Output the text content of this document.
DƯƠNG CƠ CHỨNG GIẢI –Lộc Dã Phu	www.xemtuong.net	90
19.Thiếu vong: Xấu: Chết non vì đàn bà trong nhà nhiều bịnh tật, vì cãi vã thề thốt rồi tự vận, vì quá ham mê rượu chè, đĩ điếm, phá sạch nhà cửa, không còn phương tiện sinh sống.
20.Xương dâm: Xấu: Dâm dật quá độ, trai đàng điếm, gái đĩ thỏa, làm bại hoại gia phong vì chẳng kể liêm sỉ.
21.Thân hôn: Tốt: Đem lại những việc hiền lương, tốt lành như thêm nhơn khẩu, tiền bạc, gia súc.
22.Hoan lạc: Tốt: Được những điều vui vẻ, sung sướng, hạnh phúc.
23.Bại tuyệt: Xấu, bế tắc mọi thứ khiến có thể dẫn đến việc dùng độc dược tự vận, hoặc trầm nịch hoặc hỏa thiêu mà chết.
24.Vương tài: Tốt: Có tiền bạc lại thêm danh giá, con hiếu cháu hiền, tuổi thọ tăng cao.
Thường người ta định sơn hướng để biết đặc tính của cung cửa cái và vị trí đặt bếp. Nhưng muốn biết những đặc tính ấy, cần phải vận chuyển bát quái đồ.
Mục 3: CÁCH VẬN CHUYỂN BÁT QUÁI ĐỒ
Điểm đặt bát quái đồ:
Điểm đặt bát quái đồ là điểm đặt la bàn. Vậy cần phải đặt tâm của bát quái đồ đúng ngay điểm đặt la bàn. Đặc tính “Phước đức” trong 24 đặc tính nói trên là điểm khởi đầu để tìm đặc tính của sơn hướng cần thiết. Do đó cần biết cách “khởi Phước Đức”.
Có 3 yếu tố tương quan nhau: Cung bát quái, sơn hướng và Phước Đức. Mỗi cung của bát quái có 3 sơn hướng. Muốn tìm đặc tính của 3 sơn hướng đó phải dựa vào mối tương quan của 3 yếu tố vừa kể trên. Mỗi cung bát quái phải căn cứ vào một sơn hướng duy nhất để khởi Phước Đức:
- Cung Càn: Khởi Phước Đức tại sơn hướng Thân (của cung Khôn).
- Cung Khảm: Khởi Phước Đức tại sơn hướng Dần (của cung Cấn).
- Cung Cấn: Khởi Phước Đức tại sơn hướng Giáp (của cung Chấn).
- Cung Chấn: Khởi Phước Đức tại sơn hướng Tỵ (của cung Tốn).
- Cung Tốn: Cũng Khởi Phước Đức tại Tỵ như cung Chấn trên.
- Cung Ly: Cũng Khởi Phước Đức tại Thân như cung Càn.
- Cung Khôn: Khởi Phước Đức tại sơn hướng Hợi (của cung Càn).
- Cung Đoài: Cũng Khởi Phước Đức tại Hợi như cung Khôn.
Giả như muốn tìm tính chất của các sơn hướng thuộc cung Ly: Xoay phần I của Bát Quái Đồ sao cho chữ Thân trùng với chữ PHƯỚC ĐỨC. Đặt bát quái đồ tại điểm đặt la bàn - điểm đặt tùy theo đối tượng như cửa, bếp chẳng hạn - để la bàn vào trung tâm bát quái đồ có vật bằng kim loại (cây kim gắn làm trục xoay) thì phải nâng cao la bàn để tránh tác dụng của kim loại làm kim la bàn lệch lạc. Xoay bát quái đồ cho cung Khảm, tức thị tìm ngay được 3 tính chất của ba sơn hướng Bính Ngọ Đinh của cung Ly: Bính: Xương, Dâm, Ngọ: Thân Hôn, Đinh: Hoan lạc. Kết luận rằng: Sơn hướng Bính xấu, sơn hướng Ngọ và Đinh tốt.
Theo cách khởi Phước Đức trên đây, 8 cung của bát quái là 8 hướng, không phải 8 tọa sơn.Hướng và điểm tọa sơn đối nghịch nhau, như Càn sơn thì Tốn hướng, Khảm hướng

# REQUIREMENT
Lines containing the string "thêm" are to be selected and copied.

# TASK OUTPUT
21.Thân hôn: Tốt: Đem lại những việc hiền lương, tốt lành như thêm nhơn khẩu, tiền bạc, gia súc.
24.Vương tài: Tốt: Có tiền bạc lại thêm danh giá, con hiếu cháu hiền, tuổi thọ tăng cao.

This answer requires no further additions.